**WORK TO COMPLETE**.
What is the count of lines in the listing below that hold the string "normal"? Reply with that number alone.

[Dataset excerpt]
— START —
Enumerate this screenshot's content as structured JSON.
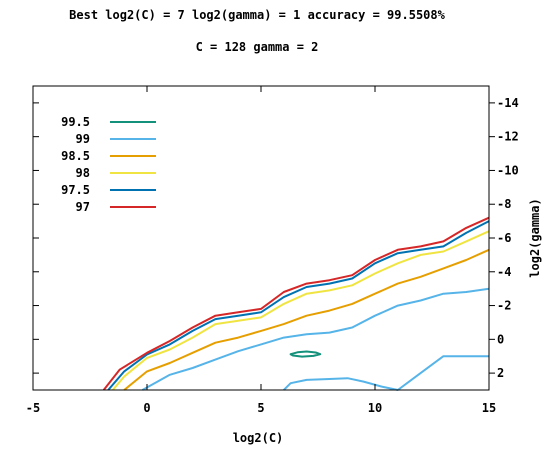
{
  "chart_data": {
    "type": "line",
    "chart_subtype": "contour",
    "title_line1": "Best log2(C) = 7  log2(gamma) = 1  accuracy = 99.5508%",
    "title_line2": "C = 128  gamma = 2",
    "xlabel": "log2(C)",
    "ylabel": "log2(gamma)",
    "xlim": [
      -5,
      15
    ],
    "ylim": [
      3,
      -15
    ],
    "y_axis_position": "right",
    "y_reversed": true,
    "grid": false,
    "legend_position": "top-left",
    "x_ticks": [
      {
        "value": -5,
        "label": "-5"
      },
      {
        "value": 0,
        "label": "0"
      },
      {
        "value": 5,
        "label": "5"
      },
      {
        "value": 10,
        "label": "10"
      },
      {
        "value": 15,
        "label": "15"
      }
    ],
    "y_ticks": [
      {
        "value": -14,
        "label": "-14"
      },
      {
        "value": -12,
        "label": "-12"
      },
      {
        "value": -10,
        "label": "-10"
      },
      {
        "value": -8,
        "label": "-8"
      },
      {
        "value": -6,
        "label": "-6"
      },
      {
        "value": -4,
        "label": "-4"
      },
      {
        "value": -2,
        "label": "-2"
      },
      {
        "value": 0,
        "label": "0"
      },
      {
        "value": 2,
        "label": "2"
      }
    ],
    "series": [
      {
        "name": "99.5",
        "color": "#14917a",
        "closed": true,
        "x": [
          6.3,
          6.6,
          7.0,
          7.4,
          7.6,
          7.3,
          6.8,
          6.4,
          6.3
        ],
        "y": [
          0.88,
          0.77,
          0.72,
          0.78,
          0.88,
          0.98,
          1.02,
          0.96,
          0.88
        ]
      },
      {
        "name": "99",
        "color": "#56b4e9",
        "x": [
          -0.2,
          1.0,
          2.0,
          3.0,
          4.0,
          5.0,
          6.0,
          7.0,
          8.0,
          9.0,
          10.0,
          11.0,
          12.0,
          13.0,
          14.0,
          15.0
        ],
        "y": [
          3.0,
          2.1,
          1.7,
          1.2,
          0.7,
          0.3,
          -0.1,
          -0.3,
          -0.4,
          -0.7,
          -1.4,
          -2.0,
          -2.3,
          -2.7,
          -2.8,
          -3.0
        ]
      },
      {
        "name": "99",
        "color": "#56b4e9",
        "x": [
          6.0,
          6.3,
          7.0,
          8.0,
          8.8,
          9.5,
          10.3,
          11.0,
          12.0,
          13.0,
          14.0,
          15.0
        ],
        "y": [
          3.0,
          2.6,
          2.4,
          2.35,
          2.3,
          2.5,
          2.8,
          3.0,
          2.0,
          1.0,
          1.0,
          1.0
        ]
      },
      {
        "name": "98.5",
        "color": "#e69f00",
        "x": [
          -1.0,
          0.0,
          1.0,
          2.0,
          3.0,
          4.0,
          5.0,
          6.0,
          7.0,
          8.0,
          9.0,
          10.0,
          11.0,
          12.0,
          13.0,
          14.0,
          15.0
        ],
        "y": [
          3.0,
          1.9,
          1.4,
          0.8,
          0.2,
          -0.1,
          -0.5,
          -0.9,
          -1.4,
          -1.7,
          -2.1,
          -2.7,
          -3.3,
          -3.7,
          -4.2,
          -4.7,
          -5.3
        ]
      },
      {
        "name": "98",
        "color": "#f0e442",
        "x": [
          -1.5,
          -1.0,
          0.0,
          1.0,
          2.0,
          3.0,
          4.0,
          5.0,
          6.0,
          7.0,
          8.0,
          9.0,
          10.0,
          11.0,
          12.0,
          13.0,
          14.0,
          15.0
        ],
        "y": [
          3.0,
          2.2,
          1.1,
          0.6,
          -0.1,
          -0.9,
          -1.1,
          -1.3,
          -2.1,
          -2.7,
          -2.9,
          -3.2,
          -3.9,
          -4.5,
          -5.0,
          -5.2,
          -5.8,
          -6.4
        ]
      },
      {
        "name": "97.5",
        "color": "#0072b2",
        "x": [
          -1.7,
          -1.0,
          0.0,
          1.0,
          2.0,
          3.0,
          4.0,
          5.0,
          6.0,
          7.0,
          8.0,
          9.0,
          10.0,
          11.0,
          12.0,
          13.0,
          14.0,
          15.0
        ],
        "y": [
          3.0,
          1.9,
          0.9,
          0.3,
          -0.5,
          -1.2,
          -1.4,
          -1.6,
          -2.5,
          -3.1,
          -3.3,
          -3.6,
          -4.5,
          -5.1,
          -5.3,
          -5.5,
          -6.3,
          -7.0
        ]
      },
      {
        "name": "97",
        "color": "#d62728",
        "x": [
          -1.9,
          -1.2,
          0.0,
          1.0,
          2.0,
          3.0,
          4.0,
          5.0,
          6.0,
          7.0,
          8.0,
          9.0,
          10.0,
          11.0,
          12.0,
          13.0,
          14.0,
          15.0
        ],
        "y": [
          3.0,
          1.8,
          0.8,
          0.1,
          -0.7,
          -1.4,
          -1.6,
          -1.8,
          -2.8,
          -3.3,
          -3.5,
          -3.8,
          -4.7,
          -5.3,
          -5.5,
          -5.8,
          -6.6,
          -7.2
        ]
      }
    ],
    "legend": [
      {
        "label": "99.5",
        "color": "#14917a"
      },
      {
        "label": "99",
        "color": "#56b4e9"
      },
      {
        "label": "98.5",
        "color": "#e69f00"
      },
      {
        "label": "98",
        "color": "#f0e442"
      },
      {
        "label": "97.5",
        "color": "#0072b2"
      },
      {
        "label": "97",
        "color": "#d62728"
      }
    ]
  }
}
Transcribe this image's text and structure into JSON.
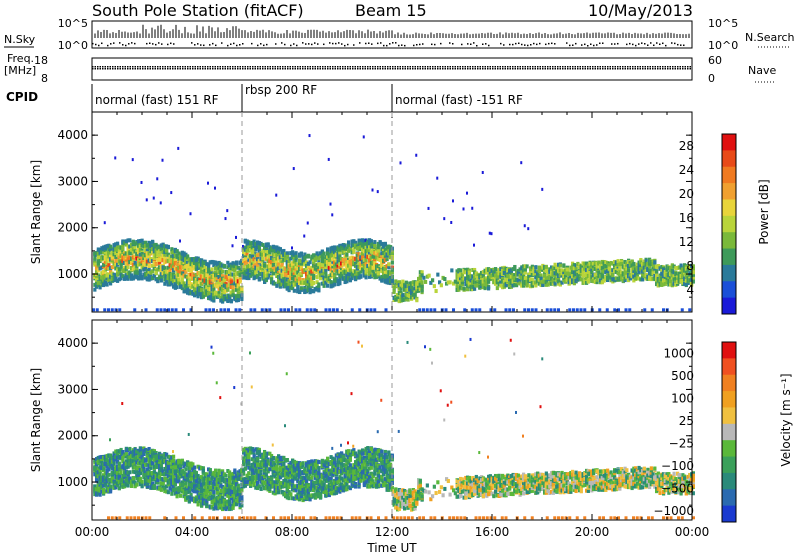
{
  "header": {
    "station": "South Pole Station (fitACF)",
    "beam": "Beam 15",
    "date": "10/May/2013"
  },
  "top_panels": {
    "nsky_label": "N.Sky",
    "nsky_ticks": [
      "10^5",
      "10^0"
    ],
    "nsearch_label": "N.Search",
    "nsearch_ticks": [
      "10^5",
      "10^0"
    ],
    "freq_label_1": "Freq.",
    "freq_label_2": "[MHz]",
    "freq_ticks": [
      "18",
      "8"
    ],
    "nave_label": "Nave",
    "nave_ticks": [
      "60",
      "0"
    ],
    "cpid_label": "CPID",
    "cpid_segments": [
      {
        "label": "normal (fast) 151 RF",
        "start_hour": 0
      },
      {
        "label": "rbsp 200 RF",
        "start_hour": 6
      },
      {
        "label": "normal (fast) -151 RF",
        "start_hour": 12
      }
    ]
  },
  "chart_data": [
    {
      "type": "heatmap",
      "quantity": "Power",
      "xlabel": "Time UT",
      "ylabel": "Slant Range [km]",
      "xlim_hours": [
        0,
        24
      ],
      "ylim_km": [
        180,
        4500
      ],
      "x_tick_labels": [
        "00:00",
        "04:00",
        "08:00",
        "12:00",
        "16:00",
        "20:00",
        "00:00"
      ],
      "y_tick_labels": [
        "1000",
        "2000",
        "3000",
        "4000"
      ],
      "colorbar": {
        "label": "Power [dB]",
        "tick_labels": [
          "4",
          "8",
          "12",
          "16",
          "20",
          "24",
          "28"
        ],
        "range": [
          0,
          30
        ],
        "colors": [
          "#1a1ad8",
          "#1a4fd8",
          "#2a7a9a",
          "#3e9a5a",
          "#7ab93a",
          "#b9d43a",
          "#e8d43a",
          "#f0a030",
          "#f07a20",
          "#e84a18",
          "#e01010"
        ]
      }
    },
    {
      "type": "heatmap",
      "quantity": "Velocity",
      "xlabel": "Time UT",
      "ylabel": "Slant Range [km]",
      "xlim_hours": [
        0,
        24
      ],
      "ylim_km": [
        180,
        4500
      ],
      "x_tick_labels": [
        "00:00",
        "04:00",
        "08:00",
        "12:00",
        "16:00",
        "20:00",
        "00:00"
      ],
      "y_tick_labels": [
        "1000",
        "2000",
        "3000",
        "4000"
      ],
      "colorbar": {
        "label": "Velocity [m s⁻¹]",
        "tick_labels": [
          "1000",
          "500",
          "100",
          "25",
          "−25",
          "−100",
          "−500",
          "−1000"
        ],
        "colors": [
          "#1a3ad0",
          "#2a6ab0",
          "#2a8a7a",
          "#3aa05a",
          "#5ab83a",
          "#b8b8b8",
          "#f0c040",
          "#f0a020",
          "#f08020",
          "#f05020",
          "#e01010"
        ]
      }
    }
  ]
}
— END —
**THE REPLY**.
2